_Direction_. Below are records to be output exactly, every one of them.

_Data provided_.

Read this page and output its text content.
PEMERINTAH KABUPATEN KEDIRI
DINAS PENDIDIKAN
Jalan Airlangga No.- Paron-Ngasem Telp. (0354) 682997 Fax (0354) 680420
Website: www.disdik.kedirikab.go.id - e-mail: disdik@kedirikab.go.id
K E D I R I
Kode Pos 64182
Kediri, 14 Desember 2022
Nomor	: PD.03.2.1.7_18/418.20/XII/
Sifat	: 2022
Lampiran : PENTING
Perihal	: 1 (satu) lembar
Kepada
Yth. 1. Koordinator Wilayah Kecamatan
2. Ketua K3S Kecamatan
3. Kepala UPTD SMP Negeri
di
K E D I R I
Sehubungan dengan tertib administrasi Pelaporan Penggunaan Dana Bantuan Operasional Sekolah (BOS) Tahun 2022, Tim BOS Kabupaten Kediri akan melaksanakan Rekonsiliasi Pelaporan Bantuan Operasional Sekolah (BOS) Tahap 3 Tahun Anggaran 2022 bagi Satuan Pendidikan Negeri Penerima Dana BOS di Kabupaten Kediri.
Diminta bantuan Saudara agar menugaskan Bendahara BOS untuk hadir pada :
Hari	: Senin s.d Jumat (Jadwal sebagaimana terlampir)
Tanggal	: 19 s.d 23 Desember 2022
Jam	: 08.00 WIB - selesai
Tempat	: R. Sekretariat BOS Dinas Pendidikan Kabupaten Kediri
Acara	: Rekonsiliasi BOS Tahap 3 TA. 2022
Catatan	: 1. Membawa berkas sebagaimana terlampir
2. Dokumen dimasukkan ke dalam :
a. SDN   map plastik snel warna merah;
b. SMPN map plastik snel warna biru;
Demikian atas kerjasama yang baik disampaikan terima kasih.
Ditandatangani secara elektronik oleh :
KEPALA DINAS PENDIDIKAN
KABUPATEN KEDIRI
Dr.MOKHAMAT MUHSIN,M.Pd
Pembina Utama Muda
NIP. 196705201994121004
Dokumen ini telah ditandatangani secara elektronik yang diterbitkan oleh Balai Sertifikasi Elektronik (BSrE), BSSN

_Answer_.
Read this page and output its text content.
PEMERINTAH KABUPATEN KEDIRI
DINAS PENDIDIKAN
Jalan Airlangga No.- Paron-Ngasem Telp. (0354) 682997 Fax (0354) 680420
Website: www.disdik.kedirikab.go.id - e-mail: disdik@kedirikab.go.id
K E D I R I
Kode Pos 64182
Kediri, 14 Desember 2022
Nomor	: PD.03.2.1.7_18/418.20/XII/
Sifat	: 2022
Lampiran : PENTING
Perihal	: 1 (satu) lembar
Kepada
Yth. 1. Koordinator Wilayah Kecamatan
2. Ketua K3S Kecamatan
3. Kepala UPTD SMP Negeri
di
K E D I R I
Sehubungan dengan tertib administrasi Pelaporan Penggunaan Dana Bantuan Operasional Sekolah (BOS) Tahun 2022, Tim BOS Kabupaten Kediri akan melaksanakan Rekonsiliasi Pelaporan Bantuan Operasional Sekolah (BOS) Tahap 3 Tahun Anggaran 2022 bagi Satuan Pendidikan Negeri Penerima Dana BOS di Kabupaten Kediri.
Diminta bantuan Saudara agar menugaskan Bendahara BOS untuk hadir pada :
Hari	: Senin s.d Jumat (Jadwal sebagaimana terlampir)
Tanggal	: 19 s.d 23 Desember 2022
Jam	: 08.00 WIB - selesai
Tempat	: R. Sekretariat BOS Dinas Pendidikan Kabupaten Kediri
Acara	: Rekonsiliasi BOS Tahap 3 TA. 2022
Catatan	: 1. Membawa berkas sebagaimana terlampir
2. Dokumen dimasukkan ke dalam :
a. SDN   map plastik snel warna merah;
b. SMPN map plastik snel warna biru;
Demikian atas kerjasama yang baik disampaikan terima kasih.
Ditandatangani secara elektronik oleh :
KEPALA DINAS PENDIDIKAN
KABUPATEN KEDIRI
Dr.MOKHAMAT MUHSIN,M.Pd
Pembina Utama Muda
NIP. 196705201994121004
Dokumen ini telah ditandatangani secara elektronik yang diterbitkan oleh Balai Sertifikasi Elektronik (BSrE), BSSN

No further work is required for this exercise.